* _Requirements_: Reproduce, unchanged, the lines of the items from the very first one up to and including the line with "bar-GSM794768 — [300, 101, 342, 435]".

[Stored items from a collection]
* * * * * * *

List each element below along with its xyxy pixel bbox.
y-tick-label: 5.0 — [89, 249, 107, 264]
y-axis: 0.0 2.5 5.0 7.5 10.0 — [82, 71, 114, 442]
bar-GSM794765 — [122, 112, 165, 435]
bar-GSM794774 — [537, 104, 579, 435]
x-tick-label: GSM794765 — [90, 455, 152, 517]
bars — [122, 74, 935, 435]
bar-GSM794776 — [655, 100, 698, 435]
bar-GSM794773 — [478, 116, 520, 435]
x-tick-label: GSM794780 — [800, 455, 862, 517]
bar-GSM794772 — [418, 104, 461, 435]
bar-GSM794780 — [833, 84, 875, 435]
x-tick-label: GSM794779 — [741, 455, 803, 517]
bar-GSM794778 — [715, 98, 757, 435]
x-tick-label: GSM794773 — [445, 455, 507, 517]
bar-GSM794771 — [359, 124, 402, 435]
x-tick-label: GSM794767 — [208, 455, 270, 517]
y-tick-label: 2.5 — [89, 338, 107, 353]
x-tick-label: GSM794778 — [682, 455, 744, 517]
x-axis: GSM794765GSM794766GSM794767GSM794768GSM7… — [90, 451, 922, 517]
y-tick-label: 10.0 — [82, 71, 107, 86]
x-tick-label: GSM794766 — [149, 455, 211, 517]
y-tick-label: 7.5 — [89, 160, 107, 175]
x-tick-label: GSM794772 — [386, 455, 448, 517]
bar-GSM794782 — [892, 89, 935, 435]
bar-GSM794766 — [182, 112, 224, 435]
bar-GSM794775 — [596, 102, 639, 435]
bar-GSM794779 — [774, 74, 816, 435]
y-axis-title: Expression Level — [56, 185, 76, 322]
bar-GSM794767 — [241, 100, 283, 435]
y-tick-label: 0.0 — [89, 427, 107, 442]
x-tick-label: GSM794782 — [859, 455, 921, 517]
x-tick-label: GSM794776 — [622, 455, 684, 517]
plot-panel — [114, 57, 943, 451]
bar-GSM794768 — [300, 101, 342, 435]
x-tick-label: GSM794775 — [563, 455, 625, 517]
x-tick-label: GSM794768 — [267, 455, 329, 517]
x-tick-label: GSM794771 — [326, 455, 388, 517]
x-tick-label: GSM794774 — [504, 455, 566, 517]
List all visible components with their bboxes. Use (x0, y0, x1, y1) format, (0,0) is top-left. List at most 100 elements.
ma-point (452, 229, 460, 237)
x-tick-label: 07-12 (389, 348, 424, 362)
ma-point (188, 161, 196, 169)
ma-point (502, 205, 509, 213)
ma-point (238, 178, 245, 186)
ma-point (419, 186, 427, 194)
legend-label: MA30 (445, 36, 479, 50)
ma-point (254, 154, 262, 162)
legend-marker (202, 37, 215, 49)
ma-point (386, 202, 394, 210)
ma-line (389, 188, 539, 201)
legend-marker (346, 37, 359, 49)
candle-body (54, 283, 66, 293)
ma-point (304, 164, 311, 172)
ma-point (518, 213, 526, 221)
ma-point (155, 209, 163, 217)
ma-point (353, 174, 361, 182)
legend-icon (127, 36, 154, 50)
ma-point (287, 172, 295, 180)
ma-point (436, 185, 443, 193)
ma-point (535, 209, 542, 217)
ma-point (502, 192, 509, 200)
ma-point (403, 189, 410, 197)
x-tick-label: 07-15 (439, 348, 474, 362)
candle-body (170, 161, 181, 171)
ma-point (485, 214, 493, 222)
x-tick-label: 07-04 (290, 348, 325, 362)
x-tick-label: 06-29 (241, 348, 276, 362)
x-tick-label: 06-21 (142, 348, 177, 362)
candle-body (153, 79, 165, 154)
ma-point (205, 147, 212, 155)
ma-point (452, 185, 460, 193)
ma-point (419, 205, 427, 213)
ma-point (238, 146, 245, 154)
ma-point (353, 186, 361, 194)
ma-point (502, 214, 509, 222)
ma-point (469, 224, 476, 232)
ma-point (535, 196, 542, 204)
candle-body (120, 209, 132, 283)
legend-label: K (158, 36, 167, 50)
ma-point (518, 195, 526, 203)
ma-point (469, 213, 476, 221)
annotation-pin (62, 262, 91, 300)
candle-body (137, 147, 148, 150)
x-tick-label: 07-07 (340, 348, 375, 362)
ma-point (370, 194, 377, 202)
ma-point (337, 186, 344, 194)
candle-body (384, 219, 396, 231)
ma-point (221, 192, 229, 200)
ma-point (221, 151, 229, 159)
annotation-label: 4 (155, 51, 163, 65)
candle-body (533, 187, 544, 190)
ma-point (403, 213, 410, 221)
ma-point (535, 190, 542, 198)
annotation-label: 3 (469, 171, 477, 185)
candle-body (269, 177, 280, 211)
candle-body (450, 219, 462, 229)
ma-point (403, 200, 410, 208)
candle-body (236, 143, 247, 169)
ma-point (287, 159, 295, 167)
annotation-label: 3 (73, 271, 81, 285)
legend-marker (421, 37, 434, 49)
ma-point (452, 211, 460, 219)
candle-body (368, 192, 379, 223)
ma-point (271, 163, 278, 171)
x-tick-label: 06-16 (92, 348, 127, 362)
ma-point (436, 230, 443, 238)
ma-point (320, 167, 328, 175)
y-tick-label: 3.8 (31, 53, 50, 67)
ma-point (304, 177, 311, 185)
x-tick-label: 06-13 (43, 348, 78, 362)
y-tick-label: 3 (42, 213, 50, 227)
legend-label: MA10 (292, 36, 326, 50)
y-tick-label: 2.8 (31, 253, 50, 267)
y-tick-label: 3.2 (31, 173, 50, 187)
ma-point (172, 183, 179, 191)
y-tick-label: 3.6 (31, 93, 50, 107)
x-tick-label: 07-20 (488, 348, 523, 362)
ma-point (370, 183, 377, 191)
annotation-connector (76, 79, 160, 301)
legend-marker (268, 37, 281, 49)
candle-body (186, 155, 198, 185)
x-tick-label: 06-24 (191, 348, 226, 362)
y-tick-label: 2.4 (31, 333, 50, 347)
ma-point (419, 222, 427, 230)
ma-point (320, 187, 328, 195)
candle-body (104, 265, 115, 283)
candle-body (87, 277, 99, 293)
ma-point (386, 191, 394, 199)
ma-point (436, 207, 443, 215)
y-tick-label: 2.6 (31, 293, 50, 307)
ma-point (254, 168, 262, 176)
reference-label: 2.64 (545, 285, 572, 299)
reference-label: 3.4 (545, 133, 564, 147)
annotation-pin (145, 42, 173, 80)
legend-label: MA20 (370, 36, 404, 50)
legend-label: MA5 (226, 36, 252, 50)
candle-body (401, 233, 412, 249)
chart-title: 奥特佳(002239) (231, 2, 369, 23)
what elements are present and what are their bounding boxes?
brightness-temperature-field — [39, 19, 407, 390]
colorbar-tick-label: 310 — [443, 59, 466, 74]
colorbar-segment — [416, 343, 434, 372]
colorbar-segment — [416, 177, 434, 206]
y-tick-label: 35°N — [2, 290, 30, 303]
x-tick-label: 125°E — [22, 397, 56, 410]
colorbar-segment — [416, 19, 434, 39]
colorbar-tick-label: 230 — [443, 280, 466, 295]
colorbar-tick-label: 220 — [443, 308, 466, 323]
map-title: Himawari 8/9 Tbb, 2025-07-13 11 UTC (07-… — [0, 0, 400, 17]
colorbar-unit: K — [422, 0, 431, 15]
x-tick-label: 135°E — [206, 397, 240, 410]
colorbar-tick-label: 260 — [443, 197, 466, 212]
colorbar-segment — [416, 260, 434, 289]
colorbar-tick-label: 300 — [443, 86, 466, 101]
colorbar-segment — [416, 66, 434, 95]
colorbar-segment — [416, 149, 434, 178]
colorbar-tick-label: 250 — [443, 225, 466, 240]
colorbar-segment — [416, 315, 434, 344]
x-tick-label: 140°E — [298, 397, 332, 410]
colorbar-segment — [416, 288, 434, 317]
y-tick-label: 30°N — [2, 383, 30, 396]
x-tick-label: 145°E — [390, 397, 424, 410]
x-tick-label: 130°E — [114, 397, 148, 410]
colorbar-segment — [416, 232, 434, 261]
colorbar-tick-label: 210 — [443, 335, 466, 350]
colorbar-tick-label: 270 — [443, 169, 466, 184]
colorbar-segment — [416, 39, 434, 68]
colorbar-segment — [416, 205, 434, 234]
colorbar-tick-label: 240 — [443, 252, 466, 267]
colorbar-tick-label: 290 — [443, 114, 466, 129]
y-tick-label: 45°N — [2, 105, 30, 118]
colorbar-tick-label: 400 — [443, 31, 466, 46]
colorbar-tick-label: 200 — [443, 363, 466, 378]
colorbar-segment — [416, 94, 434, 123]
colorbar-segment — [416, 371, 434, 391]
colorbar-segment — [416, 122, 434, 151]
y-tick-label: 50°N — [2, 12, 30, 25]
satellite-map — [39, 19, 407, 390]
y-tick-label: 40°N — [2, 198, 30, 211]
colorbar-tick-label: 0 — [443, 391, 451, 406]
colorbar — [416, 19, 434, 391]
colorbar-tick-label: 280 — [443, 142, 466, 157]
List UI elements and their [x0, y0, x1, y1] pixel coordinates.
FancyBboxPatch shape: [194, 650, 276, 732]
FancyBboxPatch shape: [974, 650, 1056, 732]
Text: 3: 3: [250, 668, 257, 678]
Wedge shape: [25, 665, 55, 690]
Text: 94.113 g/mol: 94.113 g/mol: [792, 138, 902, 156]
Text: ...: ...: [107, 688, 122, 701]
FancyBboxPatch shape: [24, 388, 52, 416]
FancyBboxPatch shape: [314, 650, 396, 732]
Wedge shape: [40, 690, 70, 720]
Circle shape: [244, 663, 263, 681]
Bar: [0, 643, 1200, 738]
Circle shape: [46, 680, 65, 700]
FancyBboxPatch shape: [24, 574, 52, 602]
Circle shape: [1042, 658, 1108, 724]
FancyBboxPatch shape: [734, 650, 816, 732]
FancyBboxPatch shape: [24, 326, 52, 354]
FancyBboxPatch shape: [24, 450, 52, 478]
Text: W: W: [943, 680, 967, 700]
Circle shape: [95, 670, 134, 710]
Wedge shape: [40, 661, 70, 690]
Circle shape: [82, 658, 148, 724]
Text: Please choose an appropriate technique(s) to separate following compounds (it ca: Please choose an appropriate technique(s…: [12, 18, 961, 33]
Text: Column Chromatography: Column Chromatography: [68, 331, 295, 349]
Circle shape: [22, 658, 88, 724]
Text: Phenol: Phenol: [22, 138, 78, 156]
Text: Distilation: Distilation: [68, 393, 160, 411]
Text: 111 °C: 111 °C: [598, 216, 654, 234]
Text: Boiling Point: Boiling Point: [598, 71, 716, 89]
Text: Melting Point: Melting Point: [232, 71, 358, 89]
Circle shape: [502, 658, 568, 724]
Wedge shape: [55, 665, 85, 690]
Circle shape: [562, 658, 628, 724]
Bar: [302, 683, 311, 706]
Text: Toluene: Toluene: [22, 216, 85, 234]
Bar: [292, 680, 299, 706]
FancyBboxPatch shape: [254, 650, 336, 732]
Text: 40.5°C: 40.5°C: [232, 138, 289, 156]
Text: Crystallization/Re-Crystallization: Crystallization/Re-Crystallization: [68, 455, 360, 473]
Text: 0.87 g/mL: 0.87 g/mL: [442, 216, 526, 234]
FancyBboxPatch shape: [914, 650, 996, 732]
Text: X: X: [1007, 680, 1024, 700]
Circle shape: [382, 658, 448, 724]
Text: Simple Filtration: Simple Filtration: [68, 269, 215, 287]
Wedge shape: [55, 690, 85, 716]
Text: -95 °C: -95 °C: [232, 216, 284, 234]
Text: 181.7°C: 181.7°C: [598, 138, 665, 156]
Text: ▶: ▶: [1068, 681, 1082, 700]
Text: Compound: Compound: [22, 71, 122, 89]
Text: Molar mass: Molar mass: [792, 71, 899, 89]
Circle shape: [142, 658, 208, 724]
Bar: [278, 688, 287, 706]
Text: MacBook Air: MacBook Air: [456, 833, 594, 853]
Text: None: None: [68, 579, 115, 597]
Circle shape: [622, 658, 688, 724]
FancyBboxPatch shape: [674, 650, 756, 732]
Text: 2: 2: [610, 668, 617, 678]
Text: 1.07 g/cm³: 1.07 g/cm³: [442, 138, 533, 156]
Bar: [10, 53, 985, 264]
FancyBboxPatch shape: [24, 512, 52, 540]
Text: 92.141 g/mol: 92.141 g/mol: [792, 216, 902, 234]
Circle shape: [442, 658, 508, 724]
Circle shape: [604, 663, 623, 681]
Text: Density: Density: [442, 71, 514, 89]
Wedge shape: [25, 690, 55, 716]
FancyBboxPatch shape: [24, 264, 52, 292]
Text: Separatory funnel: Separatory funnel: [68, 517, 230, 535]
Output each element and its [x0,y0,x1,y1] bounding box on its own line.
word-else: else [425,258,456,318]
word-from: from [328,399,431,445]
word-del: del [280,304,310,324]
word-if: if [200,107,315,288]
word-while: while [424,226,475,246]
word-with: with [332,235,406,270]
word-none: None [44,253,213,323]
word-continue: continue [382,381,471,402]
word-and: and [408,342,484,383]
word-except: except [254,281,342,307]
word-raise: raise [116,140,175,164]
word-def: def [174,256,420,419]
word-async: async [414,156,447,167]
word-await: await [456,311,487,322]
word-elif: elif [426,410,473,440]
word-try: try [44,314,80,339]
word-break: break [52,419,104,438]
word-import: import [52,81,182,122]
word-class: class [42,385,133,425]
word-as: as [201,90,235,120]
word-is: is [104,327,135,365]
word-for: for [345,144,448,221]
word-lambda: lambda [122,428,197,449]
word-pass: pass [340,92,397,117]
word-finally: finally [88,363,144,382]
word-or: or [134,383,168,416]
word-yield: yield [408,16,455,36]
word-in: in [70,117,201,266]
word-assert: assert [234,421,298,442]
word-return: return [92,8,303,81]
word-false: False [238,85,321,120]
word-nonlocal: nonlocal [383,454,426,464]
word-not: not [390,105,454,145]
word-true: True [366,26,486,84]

* * * * * * *

* _The response_:
List each element below along with its xyxy pixel bbox.
y-tick-label: 5.0 — [89, 249, 107, 264]
y-axis: 0.0 2.5 5.0 7.5 10.0 — [82, 71, 114, 442]
bar-GSM794765 — [122, 112, 165, 435]
bar-GSM794774 — [537, 104, 579, 435]
x-tick-label: GSM794765 — [90, 455, 152, 517]
bars — [122, 74, 935, 435]
bar-GSM794776 — [655, 100, 698, 435]
bar-GSM794773 — [478, 116, 520, 435]
x-tick-label: GSM794780 — [800, 455, 862, 517]
bar-GSM794772 — [418, 104, 461, 435]
bar-GSM794780 — [833, 84, 875, 435]
x-tick-label: GSM794779 — [741, 455, 803, 517]
bar-GSM794778 — [715, 98, 757, 435]
x-tick-label: GSM794773 — [445, 455, 507, 517]
bar-GSM794771 — [359, 124, 402, 435]
x-tick-label: GSM794767 — [208, 455, 270, 517]
y-tick-label: 2.5 — [89, 338, 107, 353]
x-tick-label: GSM794778 — [682, 455, 744, 517]
x-axis: GSM794765GSM794766GSM794767GSM794768GSM7… — [90, 451, 922, 517]
y-tick-label: 10.0 — [82, 71, 107, 86]
x-tick-label: GSM794766 — [149, 455, 211, 517]
y-tick-label: 7.5 — [89, 160, 107, 175]
x-tick-label: GSM794772 — [386, 455, 448, 517]
bar-GSM794782 — [892, 89, 935, 435]
bar-GSM794766 — [182, 112, 224, 435]
bar-GSM794775 — [596, 102, 639, 435]
bar-GSM794779 — [774, 74, 816, 435]
y-axis-title: Expression Level — [56, 185, 76, 322]
bar-GSM794767 — [241, 100, 283, 435]
y-tick-label: 0.0 — [89, 427, 107, 442]
x-tick-label: GSM794782 — [859, 455, 921, 517]
x-tick-label: GSM794776 — [622, 455, 684, 517]
plot-panel — [114, 57, 943, 451]
bar-GSM794768 — [300, 101, 342, 435]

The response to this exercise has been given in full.